AIM OF THE EXERCISE:
Show all lines of the listing that hold the word "subtitle".

DATA EXCERPTS:
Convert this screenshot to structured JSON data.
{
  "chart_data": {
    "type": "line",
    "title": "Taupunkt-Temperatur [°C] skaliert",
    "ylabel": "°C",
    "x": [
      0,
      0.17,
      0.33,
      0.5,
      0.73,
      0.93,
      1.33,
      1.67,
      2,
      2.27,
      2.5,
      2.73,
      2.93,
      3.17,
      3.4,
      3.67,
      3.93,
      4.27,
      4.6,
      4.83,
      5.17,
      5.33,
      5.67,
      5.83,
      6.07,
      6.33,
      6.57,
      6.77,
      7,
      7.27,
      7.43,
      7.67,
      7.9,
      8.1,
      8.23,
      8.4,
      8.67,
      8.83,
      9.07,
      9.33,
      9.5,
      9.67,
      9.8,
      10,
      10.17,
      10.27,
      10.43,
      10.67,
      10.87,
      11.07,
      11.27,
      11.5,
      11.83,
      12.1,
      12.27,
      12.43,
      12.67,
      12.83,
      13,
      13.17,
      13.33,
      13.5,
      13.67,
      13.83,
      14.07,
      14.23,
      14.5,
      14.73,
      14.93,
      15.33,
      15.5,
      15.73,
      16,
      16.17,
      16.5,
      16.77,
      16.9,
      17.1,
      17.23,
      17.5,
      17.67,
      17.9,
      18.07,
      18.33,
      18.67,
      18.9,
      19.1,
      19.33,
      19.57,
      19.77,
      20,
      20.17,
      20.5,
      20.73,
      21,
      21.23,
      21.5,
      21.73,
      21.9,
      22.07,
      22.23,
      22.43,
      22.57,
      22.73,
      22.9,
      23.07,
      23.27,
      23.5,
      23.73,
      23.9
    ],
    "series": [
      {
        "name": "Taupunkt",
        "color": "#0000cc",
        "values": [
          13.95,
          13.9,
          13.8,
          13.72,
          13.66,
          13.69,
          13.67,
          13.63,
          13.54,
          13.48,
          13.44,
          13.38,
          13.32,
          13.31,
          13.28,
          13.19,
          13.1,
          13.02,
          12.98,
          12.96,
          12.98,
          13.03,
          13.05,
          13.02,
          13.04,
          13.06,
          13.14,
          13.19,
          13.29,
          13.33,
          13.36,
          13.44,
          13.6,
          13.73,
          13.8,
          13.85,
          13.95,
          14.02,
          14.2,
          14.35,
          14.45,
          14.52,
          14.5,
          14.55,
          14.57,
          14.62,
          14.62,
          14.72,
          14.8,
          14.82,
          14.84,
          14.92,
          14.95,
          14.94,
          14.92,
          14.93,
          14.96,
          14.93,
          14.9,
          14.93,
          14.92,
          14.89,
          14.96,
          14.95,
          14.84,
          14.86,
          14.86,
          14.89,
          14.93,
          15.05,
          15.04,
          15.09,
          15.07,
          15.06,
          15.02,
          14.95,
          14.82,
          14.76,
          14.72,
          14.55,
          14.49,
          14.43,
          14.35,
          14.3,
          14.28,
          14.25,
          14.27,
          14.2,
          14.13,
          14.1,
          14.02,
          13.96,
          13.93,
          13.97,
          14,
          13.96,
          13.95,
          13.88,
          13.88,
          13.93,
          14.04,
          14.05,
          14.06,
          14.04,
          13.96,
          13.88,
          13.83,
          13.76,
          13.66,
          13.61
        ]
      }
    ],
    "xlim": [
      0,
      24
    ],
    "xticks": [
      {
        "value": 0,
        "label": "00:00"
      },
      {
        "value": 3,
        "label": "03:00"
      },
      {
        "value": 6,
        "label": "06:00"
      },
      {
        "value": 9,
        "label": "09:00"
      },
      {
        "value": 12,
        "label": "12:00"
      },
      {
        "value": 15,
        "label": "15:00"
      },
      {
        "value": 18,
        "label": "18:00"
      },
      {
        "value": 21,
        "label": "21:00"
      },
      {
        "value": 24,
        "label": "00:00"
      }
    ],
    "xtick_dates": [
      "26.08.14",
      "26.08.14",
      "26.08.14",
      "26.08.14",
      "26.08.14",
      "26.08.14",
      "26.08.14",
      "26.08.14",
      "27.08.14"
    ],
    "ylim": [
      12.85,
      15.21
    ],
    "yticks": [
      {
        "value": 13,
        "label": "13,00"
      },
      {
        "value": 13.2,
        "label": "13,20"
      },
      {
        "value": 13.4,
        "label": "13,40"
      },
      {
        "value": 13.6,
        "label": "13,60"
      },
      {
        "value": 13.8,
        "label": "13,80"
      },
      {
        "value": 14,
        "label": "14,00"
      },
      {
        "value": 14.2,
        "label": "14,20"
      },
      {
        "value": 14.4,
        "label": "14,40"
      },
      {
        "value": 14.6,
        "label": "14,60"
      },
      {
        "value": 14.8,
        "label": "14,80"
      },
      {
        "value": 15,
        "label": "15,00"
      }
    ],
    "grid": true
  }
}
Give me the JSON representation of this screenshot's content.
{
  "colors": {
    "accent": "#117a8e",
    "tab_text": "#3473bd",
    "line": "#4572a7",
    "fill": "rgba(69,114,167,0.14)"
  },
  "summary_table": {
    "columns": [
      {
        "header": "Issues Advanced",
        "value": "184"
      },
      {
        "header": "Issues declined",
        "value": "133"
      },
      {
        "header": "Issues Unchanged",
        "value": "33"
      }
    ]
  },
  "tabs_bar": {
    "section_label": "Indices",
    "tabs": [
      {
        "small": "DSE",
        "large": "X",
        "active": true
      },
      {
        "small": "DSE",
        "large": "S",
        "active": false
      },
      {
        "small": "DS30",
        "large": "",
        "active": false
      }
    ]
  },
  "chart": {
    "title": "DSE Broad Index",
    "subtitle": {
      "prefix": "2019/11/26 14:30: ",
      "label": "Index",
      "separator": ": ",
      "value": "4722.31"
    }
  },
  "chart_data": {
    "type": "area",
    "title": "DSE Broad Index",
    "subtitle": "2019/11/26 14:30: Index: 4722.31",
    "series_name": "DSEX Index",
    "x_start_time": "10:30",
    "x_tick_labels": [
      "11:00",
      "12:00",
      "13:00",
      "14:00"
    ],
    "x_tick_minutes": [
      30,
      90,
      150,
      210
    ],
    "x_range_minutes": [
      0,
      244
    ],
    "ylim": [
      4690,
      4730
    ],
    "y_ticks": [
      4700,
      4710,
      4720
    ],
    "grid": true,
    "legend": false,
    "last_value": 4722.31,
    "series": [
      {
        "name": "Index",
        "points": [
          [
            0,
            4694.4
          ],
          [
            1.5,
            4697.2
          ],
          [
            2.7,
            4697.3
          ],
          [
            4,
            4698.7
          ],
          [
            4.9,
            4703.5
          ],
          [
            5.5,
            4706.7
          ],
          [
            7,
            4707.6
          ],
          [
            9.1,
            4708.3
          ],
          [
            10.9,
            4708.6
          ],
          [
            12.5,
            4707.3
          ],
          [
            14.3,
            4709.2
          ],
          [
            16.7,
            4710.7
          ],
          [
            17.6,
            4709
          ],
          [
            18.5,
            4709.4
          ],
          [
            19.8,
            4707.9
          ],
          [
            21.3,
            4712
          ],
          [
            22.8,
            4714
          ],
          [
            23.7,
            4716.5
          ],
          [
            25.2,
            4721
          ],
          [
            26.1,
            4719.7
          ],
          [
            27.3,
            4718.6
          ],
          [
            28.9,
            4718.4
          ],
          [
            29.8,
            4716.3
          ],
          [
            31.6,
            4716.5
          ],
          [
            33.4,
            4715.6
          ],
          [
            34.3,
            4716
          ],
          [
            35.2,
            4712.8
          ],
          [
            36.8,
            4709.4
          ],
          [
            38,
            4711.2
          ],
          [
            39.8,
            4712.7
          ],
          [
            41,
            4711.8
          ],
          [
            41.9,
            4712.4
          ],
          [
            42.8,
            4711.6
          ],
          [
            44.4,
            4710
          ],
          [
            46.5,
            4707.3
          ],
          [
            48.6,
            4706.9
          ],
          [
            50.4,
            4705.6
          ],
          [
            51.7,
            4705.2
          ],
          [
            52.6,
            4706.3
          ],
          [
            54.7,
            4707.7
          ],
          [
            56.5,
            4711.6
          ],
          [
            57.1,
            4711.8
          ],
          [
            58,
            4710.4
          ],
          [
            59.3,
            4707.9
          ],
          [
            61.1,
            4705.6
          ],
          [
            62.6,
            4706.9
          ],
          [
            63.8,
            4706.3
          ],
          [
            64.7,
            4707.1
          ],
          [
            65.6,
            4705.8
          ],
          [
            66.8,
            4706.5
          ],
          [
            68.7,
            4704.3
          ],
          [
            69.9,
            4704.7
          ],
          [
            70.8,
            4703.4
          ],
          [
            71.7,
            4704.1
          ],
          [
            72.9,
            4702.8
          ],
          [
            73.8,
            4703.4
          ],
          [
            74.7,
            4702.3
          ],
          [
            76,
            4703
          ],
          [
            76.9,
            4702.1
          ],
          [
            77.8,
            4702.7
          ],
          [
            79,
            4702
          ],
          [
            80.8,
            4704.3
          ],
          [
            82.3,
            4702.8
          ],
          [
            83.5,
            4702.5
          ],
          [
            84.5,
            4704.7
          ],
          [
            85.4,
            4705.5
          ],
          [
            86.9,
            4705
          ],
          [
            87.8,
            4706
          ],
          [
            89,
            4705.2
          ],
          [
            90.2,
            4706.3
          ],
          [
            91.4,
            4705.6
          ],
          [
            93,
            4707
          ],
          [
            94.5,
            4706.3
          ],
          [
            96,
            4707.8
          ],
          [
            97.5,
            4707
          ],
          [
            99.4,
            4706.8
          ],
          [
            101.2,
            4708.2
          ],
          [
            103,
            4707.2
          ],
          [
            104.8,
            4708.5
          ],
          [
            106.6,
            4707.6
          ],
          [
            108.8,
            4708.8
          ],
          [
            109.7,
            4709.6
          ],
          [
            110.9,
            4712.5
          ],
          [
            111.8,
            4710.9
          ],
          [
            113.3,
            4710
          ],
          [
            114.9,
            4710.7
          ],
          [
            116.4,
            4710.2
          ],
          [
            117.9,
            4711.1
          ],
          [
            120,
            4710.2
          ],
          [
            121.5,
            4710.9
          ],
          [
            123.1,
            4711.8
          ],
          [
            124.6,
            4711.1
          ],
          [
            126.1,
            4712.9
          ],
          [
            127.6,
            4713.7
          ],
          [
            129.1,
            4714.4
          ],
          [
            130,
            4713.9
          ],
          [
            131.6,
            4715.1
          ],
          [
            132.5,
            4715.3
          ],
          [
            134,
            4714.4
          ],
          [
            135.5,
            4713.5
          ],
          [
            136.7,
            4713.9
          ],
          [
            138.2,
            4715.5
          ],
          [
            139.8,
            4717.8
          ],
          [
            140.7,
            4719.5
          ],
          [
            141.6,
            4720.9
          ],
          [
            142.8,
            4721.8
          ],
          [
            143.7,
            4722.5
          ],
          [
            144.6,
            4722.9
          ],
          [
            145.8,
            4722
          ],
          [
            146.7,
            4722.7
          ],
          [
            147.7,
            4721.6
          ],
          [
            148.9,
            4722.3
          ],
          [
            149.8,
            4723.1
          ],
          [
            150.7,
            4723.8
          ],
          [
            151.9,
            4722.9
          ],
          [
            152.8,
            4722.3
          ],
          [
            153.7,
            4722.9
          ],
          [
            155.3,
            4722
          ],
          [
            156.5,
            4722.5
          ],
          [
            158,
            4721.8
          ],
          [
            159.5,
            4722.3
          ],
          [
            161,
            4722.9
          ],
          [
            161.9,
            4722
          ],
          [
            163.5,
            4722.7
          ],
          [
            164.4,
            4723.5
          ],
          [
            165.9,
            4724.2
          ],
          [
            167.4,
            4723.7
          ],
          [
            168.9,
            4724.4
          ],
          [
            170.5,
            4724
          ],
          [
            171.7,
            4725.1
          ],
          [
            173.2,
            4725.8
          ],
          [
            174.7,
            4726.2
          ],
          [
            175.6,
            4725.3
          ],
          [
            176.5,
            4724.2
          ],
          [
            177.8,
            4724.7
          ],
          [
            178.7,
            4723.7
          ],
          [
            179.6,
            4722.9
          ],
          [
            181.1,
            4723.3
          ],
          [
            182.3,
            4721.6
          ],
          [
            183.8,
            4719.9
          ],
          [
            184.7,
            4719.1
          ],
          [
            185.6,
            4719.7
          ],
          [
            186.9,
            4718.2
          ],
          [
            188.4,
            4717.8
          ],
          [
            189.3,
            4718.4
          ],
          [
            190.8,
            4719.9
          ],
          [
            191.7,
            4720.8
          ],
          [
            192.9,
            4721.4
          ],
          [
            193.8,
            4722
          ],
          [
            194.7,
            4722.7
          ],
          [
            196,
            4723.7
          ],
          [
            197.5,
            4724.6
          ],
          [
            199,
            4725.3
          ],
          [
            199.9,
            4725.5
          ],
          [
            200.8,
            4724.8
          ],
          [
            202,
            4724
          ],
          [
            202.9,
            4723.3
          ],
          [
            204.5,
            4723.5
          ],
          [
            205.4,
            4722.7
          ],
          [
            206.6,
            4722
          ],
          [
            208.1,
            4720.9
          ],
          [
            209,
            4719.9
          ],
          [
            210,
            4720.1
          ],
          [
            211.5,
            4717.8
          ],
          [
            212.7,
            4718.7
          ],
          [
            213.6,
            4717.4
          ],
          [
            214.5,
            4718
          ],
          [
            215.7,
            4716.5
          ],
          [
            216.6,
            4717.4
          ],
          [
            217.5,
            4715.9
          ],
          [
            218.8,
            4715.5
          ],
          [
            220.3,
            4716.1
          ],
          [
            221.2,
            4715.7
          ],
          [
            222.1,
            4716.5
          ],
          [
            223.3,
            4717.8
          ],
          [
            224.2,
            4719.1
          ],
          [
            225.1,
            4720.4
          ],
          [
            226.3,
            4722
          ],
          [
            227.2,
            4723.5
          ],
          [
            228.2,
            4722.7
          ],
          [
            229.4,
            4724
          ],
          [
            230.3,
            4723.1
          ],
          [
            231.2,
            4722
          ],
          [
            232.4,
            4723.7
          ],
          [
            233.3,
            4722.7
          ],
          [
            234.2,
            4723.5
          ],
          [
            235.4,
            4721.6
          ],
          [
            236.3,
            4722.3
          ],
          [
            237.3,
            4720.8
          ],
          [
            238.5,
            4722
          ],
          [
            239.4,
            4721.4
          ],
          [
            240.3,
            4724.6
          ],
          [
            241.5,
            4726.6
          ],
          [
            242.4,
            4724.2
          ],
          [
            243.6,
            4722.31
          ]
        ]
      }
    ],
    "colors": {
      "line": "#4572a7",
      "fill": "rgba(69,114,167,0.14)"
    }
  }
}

EXERCISE ANSWER:
    "subtitle": {
    "subtitle": "2019/11/26 14:30: Index: 4722.31",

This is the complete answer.